**THE EXERCISE:** Of the lines in these entries, how many contain the string "name"? Give the number and nothing else.

**RECORDS SHOWN:**

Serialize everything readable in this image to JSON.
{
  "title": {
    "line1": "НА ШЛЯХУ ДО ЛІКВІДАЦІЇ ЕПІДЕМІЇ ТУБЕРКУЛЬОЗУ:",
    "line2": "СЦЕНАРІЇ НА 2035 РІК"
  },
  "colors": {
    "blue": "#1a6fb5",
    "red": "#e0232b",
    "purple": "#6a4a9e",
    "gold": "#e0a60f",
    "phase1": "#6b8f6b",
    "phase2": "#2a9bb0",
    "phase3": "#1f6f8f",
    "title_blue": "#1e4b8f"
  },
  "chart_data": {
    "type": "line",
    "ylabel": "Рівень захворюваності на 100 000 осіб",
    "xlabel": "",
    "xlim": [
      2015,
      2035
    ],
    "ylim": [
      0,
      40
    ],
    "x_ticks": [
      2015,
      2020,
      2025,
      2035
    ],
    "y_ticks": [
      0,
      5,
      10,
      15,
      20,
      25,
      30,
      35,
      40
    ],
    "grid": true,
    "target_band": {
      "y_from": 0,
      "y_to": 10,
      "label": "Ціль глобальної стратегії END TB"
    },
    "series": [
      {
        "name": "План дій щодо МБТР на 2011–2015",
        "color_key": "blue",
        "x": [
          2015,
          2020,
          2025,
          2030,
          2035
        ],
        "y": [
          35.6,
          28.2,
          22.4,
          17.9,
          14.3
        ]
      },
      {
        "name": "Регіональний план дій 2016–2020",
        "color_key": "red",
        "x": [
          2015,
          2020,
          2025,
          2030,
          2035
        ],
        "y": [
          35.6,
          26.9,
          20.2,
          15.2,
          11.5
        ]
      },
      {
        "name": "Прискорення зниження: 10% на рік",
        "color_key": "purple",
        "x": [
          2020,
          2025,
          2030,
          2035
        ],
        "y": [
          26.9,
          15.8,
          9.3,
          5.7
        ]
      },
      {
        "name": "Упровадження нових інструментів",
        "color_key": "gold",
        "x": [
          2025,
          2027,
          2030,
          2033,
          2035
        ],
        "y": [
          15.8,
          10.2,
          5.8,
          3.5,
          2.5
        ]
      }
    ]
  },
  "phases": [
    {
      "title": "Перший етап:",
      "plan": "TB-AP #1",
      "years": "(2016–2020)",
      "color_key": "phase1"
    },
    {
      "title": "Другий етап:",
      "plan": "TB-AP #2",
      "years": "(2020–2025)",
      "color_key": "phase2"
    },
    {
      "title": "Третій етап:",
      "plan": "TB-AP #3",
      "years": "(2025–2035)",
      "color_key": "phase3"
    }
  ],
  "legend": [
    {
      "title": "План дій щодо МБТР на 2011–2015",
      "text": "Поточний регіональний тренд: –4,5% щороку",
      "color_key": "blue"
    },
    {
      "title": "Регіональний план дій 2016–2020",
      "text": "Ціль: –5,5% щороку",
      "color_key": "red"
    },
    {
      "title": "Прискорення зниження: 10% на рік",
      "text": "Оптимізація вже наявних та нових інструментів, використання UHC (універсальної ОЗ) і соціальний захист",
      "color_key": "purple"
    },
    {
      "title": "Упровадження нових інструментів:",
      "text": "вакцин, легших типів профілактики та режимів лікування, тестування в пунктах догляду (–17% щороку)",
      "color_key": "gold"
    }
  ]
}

**FINISHED TASK:** 4